Figure data in JSON:
+ + + + + + +

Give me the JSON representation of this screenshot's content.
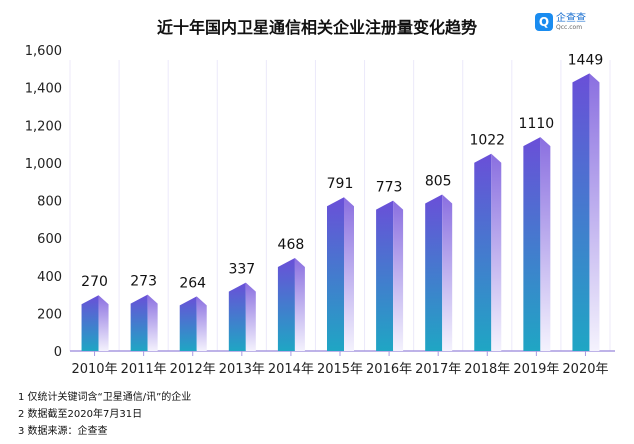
{
  "title": "近十年国内卫星通信相关企业注册量变化趋势",
  "logo": {
    "name": "企查查",
    "domain": "Qcc.com"
  },
  "chart_data": {
    "type": "bar",
    "title": "近十年国内卫星通信相关企业注册量变化趋势",
    "categories": [
      "2010年",
      "2011年",
      "2012年",
      "2013年",
      "2014年",
      "2015年",
      "2016年",
      "2017年",
      "2018年",
      "2019年",
      "2020年"
    ],
    "values": [
      270,
      273,
      264,
      337,
      468,
      791,
      773,
      805,
      1022,
      1110,
      1449
    ],
    "data_labels": [
      "270",
      "273",
      "264",
      "337",
      "468",
      "791",
      "773",
      "805",
      "1022",
      "1110",
      "1449"
    ],
    "ylim": [
      0,
      1600
    ],
    "yticks": [
      0,
      200,
      400,
      600,
      800,
      1000,
      1200,
      1400,
      1600
    ],
    "ytick_labels": [
      "0",
      "200",
      "400",
      "600",
      "800",
      "1,000",
      "1,200",
      "1,400",
      "1,600"
    ],
    "grid": false,
    "colors": {
      "top": "#6a4fd8",
      "bottom": "#1fa6c4",
      "side": "#b9a8ef",
      "axis": "#a99ae0"
    }
  },
  "notes": [
    "1 仅统计关键词含“卫星通信/讯”的企业",
    "2 数据截至2020年7月31日",
    "3 数据来源：企查查"
  ]
}
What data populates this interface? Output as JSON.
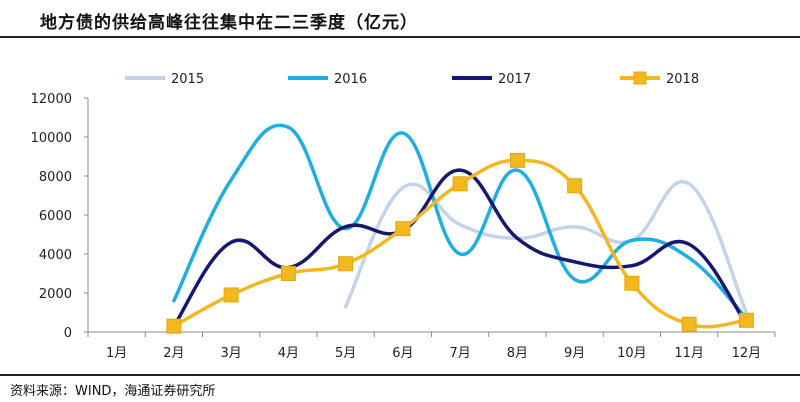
{
  "title": "地方债的供给高峰往往集中在二三季度（亿元）",
  "source": "资料来源：WIND，海通证券研究所",
  "chart_data": {
    "type": "line",
    "title": "地方债的供给高峰往往集中在二三季度（亿元）",
    "xlabel": "",
    "ylabel": "",
    "categories": [
      "1月",
      "2月",
      "3月",
      "4月",
      "5月",
      "6月",
      "7月",
      "8月",
      "9月",
      "10月",
      "11月",
      "12月"
    ],
    "yticks": [
      "0",
      "2000",
      "4000",
      "6000",
      "8000",
      "10000",
      "12000"
    ],
    "ylim": [
      0,
      12000
    ],
    "grid": false,
    "legend_position": "top",
    "smooth": true,
    "series": [
      {
        "name": "2015",
        "color": "#c5d3ea",
        "marker": "none",
        "values": [
          null,
          null,
          null,
          null,
          1300,
          7400,
          5500,
          4800,
          5400,
          4700,
          7600,
          1000
        ]
      },
      {
        "name": "2016",
        "color": "#1eaee0",
        "marker": "none",
        "values": [
          null,
          1600,
          7800,
          10500,
          5300,
          10200,
          4000,
          8300,
          2700,
          4700,
          3800,
          700
        ]
      },
      {
        "name": "2017",
        "color": "#16176f",
        "marker": "none",
        "values": [
          null,
          300,
          4600,
          3300,
          5400,
          5200,
          8300,
          4800,
          3600,
          3400,
          4500,
          400
        ]
      },
      {
        "name": "2018",
        "color": "#f4b81f",
        "marker": "square",
        "values": [
          null,
          300,
          1900,
          3000,
          3500,
          5300,
          7600,
          8800,
          7500,
          2500,
          400,
          600
        ]
      }
    ]
  }
}
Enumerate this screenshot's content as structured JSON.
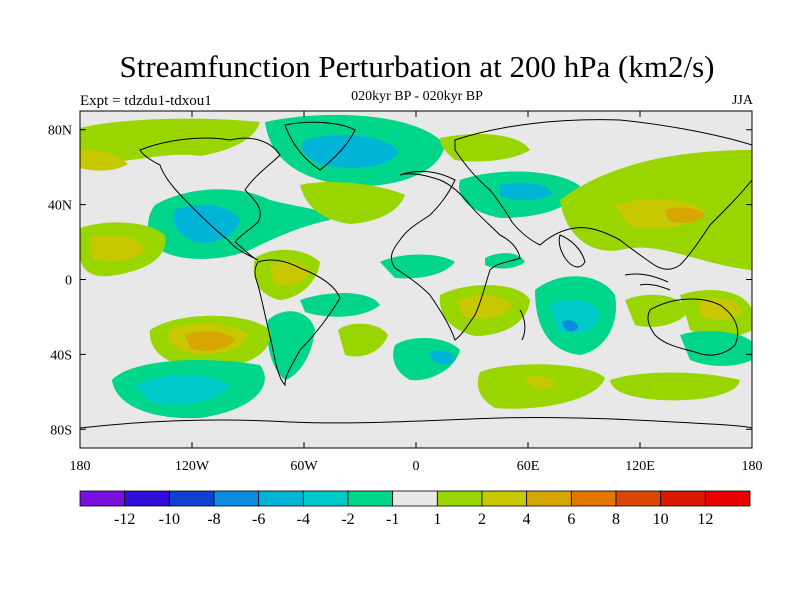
{
  "title": "Streamfunction Perturbation at 200 hPa (km2/s)",
  "left_label": "Expt = tdzdu1-tdxou1",
  "center_label": "020kyr BP - 020kyr BP",
  "right_label": "JJA",
  "map": {
    "lon_range": [
      -180,
      180
    ],
    "lat_range": [
      -90,
      90
    ],
    "x_ticks": [
      {
        "value": -180,
        "label": "180"
      },
      {
        "value": -120,
        "label": "120W"
      },
      {
        "value": -60,
        "label": "60W"
      },
      {
        "value": 0,
        "label": "0"
      },
      {
        "value": 60,
        "label": "60E"
      },
      {
        "value": 120,
        "label": "120E"
      },
      {
        "value": 180,
        "label": "180"
      }
    ],
    "y_ticks": [
      {
        "value": 80,
        "label": "80N"
      },
      {
        "value": 40,
        "label": "40N"
      },
      {
        "value": 0,
        "label": "0"
      },
      {
        "value": -40,
        "label": "40S"
      },
      {
        "value": -80,
        "label": "80S"
      }
    ],
    "colors": {
      "neutral": "#e8e8e8",
      "c_neg1": "#00d68a",
      "c_neg2": "#00c8c8",
      "c_neg3": "#00b4d8",
      "c_neg4": "#0a8be0",
      "c_pos1": "#99d600",
      "c_pos2": "#c8c800",
      "c_pos3": "#d8a600",
      "c_pos4": "#e07800"
    }
  },
  "colorbar": {
    "colors": [
      "#7a10dc",
      "#3010d8",
      "#1040d0",
      "#0a8be0",
      "#00b4d8",
      "#00c8c8",
      "#00d68a",
      "#e8e8e8",
      "#99d600",
      "#c8c800",
      "#d8a600",
      "#e07800",
      "#d84800",
      "#d81800",
      "#e80000"
    ],
    "labels": [
      "-12",
      "-10",
      "-8",
      "-6",
      "-4",
      "-2",
      "-1",
      "1",
      "2",
      "4",
      "6",
      "8",
      "10",
      "12"
    ]
  }
}
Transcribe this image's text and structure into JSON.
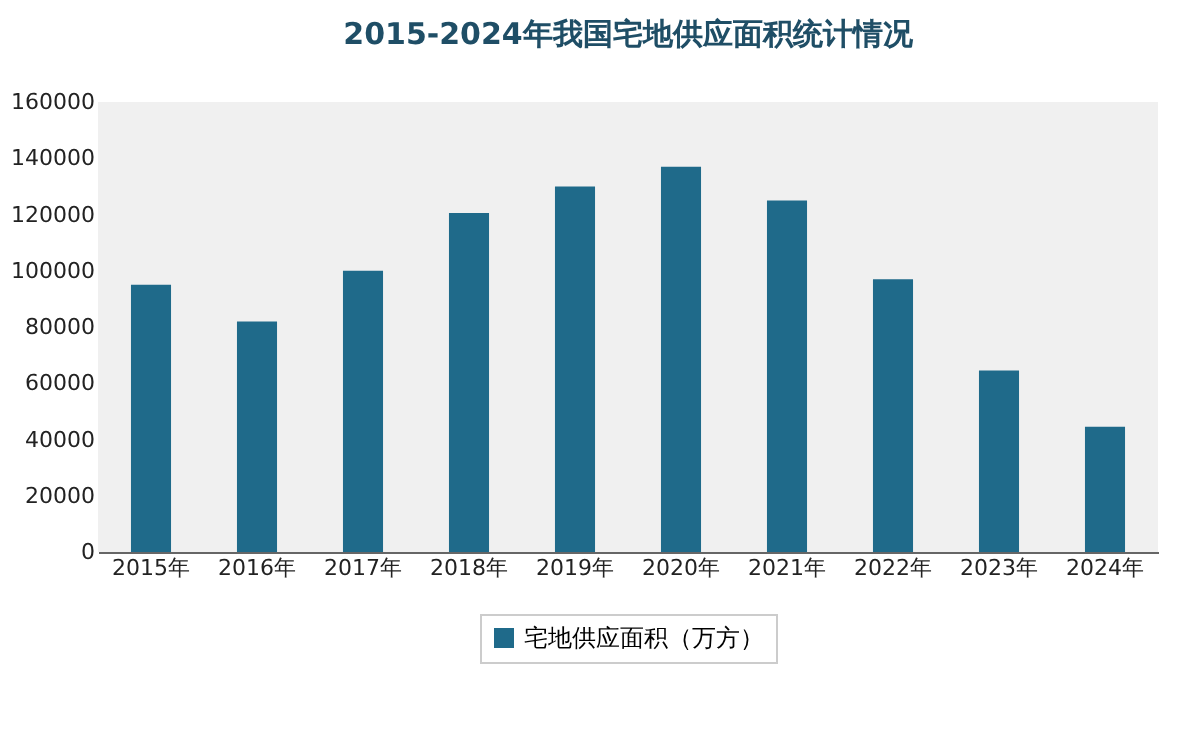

+ + + + + + +

Exercise task = Look for the word "this" in every line of the listing and copy the lines that have it.

Output below =
Give me the JSON representation of this screenshot's content.
What data populates this interface? Output as JSON.
Enumerate this screenshot's content as structured JSON.
Transcribe this image's text and structure into JSON.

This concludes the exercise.